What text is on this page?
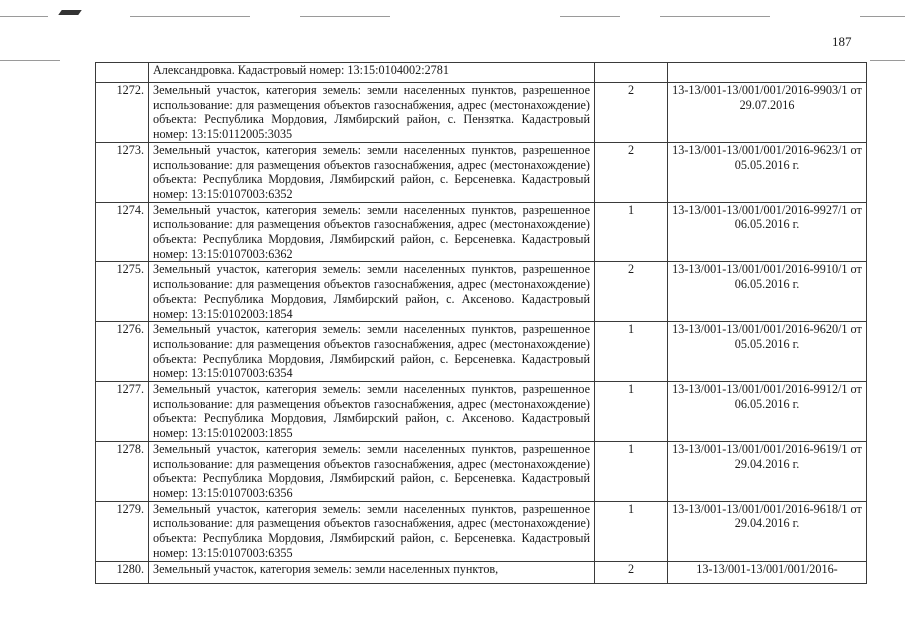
187
	Александровка. Кадастровый номер: 13:15:0104002:2781		
1272.	Земельный участок, категория земель: земли населенных пунктов, разрешенное использование: для размещения объектов газоснабжения, адрес (местонахождение) объекта: Республика Мордовия, Лямбирский район, с. Пензятка. Кадастровый номер: 13:15:0112005:3035	2	13-13/001-13/001/001/2016-9903/1 от 29.07.2016
1273.	Земельный участок, категория земель: земли населенных пунктов, разрешенное использование: для размещения объектов газоснабжения, адрес (местонахождение) объекта: Республика Мордовия, Лямбирский район, с. Берсеневка. Кадастровый номер: 13:15:0107003:6352	2	13-13/001-13/001/001/2016-9623/1 от 05.05.2016 г.
1274.	Земельный участок, категория земель: земли населенных пунктов, разрешенное использование: для размещения объектов газоснабжения, адрес (местонахождение) объекта: Республика Мордовия, Лямбирский район, с. Берсеневка. Кадастровый номер: 13:15:0107003:6362	1	13-13/001-13/001/001/2016-9927/1 от 06.05.2016 г.
1275.	Земельный участок, категория земель: земли населенных пунктов, разрешенное использование: для размещения объектов газоснабжения, адрес (местонахождение) объекта: Республика Мордовия, Лямбирский район, с. Аксеново. Кадастровый номер: 13:15:0102003:1854	2	13-13/001-13/001/001/2016-9910/1 от 06.05.2016 г.
1276.	Земельный участок, категория земель: земли населенных пунктов, разрешенное использование: для размещения объектов газоснабжения, адрес (местонахождение) объекта: Республика Мордовия, Лямбирский район, с. Берсеневка. Кадастровый номер: 13:15:0107003:6354	1	13-13/001-13/001/001/2016-9620/1 от 05.05.2016 г.
1277.	Земельный участок, категория земель: земли населенных пунктов, разрешенное использование: для размещения объектов газоснабжения, адрес (местонахождение) объекта: Республика Мордовия, Лямбирский район, с. Аксеново. Кадастровый номер: 13:15:0102003:1855	1	13-13/001-13/001/001/2016-9912/1 от 06.05.2016 г.
1278.	Земельный участок, категория земель: земли населенных пунктов, разрешенное использование: для размещения объектов газоснабжения, адрес (местонахождение) объекта: Республика Мордовия, Лямбирский район, с. Берсеневка. Кадастровый номер: 13:15:0107003:6356	1	13-13/001-13/001/001/2016-9619/1 от 29.04.2016 г.
1279.	Земельный участок, категория земель: земли населенных пунктов, разрешенное использование: для размещения объектов газоснабжения, адрес (местонахождение) объекта: Республика Мордовия, Лямбирский район, с. Берсеневка. Кадастровый номер: 13:15:0107003:6355	1	13-13/001-13/001/001/2016-9618/1 от 29.04.2016 г.
1280.	Земельный участок, категория земель: земли населенных пунктов,	2	13-13/001-13/001/001/2016-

• • • •

## JOB:
Return all lines containing "Аксеново".

## SOLUTION BELOW:
1275.	Земельный участок, категория земель: земли населенных пунктов, разрешенное использование: для размещения объектов газоснабжения, адрес (местонахождение) объекта: Республика Мордовия, Лямбирский район, с. Аксеново. Кадастровый номер: 13:15:0102003:1854	2	13-13/001-13/001/001/2016-9910/1 от 06.05.2016 г.
1277.	Земельный участок, категория земель: земли населенных пунктов, разрешенное использование: для размещения объектов газоснабжения, адрес (местонахождение) объекта: Республика Мордовия, Лямбирский район, с. Аксеново. Кадастровый номер: 13:15:0102003:1855	1	13-13/001-13/001/001/2016-9912/1 от 06.05.2016 г.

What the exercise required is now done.